* _Problem to solve_:
Please give all the rows below as a numbered list, skipping blank lines and leaving the pictures out of your answer.
*** Recorded information
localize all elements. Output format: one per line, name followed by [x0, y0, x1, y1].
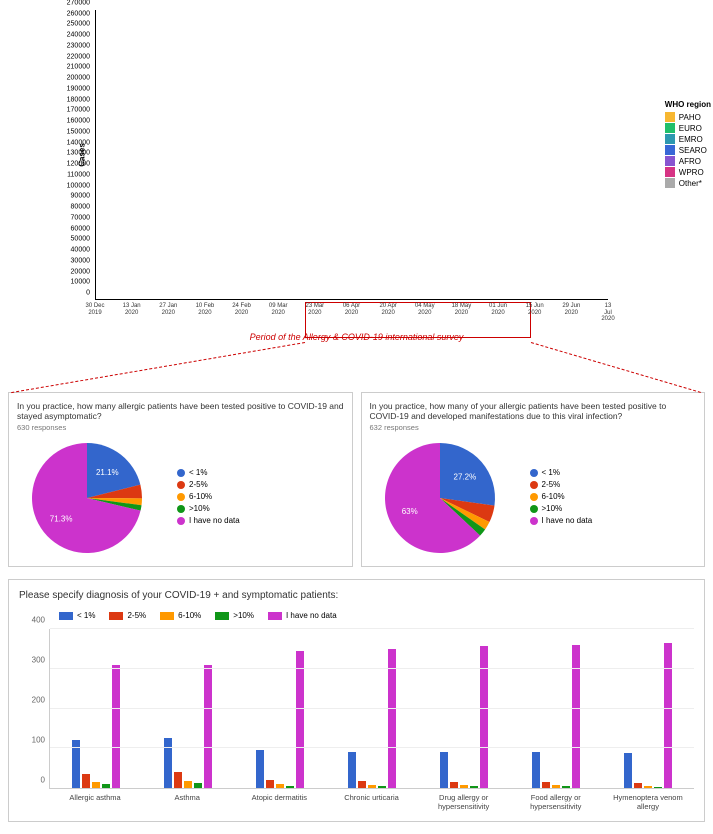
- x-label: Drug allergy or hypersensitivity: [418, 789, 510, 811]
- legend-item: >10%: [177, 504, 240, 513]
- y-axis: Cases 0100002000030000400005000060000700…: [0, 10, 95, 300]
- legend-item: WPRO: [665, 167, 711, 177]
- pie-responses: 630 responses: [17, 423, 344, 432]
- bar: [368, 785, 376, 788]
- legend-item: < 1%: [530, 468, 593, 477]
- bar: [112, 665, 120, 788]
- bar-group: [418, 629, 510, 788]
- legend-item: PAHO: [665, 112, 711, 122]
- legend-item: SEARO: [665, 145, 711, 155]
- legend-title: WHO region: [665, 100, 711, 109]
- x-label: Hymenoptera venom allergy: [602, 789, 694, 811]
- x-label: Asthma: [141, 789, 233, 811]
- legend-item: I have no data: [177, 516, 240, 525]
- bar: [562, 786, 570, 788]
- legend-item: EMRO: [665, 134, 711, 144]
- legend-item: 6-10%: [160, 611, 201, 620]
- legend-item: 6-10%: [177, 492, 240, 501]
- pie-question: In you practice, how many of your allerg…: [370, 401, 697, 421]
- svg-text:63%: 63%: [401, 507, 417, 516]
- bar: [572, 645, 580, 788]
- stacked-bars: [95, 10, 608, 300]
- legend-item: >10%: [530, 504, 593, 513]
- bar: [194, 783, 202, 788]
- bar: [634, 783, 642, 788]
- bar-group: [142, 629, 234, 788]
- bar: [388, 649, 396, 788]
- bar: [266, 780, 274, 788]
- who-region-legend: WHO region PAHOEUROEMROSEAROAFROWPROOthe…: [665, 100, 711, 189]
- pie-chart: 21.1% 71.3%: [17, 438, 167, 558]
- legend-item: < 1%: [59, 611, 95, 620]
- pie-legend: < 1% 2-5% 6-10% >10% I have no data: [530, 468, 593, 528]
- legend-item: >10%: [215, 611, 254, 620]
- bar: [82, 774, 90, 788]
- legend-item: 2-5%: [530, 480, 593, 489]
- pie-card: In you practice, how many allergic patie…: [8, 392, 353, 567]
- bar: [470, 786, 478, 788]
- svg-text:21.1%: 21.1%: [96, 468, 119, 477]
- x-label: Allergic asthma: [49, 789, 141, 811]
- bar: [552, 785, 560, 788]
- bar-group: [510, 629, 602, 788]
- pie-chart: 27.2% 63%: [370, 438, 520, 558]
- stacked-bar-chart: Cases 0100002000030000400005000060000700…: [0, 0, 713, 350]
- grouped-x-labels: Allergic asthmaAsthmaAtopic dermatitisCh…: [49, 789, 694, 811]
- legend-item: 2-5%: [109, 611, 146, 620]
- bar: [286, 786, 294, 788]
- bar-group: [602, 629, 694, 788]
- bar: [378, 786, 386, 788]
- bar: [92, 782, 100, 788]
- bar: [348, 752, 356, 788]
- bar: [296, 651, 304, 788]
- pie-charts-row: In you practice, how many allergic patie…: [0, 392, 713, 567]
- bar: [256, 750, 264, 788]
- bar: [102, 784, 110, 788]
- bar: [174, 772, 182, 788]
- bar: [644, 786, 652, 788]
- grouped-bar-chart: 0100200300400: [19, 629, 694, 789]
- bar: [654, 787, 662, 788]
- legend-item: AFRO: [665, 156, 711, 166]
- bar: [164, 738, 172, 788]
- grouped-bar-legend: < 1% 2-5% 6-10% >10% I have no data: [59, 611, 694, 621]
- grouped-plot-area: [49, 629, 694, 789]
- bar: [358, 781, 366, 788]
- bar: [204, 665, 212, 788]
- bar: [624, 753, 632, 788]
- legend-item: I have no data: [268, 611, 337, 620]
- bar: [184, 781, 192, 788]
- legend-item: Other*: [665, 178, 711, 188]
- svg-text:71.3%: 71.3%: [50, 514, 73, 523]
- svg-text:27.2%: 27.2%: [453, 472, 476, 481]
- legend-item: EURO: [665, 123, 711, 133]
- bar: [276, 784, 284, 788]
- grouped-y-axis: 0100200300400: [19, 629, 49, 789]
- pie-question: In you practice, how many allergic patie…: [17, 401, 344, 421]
******
* _Output for this exercise_:
1. localize all elements. Output format: one per line, name followed by [x0, y0, x1, y1].
2. - x-label: Drug allergy or hypersensitivity: [418, 789, 510, 811]
3. - legend-item: >10%: [177, 504, 240, 513]
4. - y-axis: Cases 0100002000030000400005000060000700…: [0, 10, 95, 300]
5. - legend-item: WPRO: [665, 167, 711, 177]
6. - pie-responses: 630 responses: [17, 423, 344, 432]
7. - bar: [368, 785, 376, 788]
8. - legend-item: < 1%: [530, 468, 593, 477]
9. - bar: [112, 665, 120, 788]
10. - bar-group: [418, 629, 510, 788]
11. - legend-item: PAHO: [665, 112, 711, 122]
12. - legend-item: SEARO: [665, 145, 711, 155]
13. - legend-title: WHO region: [665, 100, 711, 109]
14. - x-label: Hymenoptera venom allergy: [602, 789, 694, 811]
15. - x-label: Asthma: [141, 789, 233, 811]
16. - legend-item: I have no data: [177, 516, 240, 525]
17. - bar: [562, 786, 570, 788]
18. - legend-item: EMRO: [665, 134, 711, 144]
19. - legend-item: 6-10%: [160, 611, 201, 620]
20. - legend-item: 6-10%: [177, 492, 240, 501]
21. - pie-question: In you practice, how many of your allerg…: [370, 401, 697, 421]
22. - svg-text:63%: 63%: [401, 507, 417, 516]
23. - bar: [572, 645, 580, 788]
24. - stacked-bars: [95, 10, 608, 300]
25. - legend-item: >10%: [530, 504, 593, 513]
26. - bar: [194, 783, 202, 788]
27. - bar: [634, 783, 642, 788]
28. - bar-group: [142, 629, 234, 788]
29. - bar: [388, 649, 396, 788]
30. - bar: [266, 780, 274, 788]
31. - who-region-legend: WHO region PAHOEUROEMROSEAROAFROWPROOthe…: [665, 100, 711, 189]
32. - pie-chart: 21.1% 71.3%: [17, 438, 167, 558]
33. - legend-item: < 1%: [59, 611, 95, 620]
34. - pie-legend: < 1% 2-5% 6-10% >10% I have no data: [530, 468, 593, 528]
35. - legend-item: >10%: [215, 611, 254, 620]
36. - bar: [82, 774, 90, 788]
37. - legend-item: 2-5%: [530, 480, 593, 489]
38. - pie-card: In you practice, how many allergic patie…: [8, 392, 353, 567]
39. - bar: [470, 786, 478, 788]
40. - svg-text:21.1%: 21.1%: [96, 468, 119, 477]
41. - x-label: Allergic asthma: [49, 789, 141, 811]
42. - bar: [552, 785, 560, 788]
43. - bar-group: [510, 629, 602, 788]
44. - pie-chart: 27.2% 63%: [370, 438, 520, 558]
45. - stacked-bar-chart: Cases 0100002000030000400005000060000700…: [0, 0, 713, 350]
46. - grouped-x-labels: Allergic asthmaAsthmaAtopic dermatitisCh…: [49, 789, 694, 811]
47. - legend-item: 2-5%: [109, 611, 146, 620]
48. - bar: [286, 786, 294, 788]
49. - bar-group: [602, 629, 694, 788]
50. - bar: [378, 786, 386, 788]
51. - bar: [92, 782, 100, 788]
52. - bar: [348, 752, 356, 788]
53. - bar: [296, 651, 304, 788]
54. - pie-charts-row: In you practice, how many allergic patie…: [0, 392, 713, 567]
55. - bar: [256, 750, 264, 788]
56. - bar: [102, 784, 110, 788]
57. - bar: [174, 772, 182, 788]
58. - bar: [644, 786, 652, 788]
59. - grouped-bar-chart: 0100200300400: [19, 629, 694, 789]
60. - bar: [654, 787, 662, 788]
61. - legend-item: AFRO: [665, 156, 711, 166]
62. - bar: [164, 738, 172, 788]
63. - grouped-bar-legend: < 1% 2-5% 6-10% >10% I have no data: [59, 611, 694, 621]
64. - grouped-plot-area: [49, 629, 694, 789]
65. - bar: [358, 781, 366, 788]
66. - bar: [204, 665, 212, 788]
67. - bar: [624, 753, 632, 788]
68. - legend-item: I have no data: [268, 611, 337, 620]
69. - bar: [184, 781, 192, 788]
70. - legend-item: Other*: [665, 178, 711, 188]
71. - svg-text:71.3%: 71.3%: [50, 514, 73, 523]
72. - svg-text:27.2%: 27.2%: [453, 472, 476, 481]
73. - legend-item: EURO: [665, 123, 711, 133]
74. - bar: [276, 784, 284, 788]
75. - grouped-y-axis: 0100200300400: [19, 629, 49, 789]
76. - pie-question: In you practice, how many allergic patie…: [17, 401, 344, 421]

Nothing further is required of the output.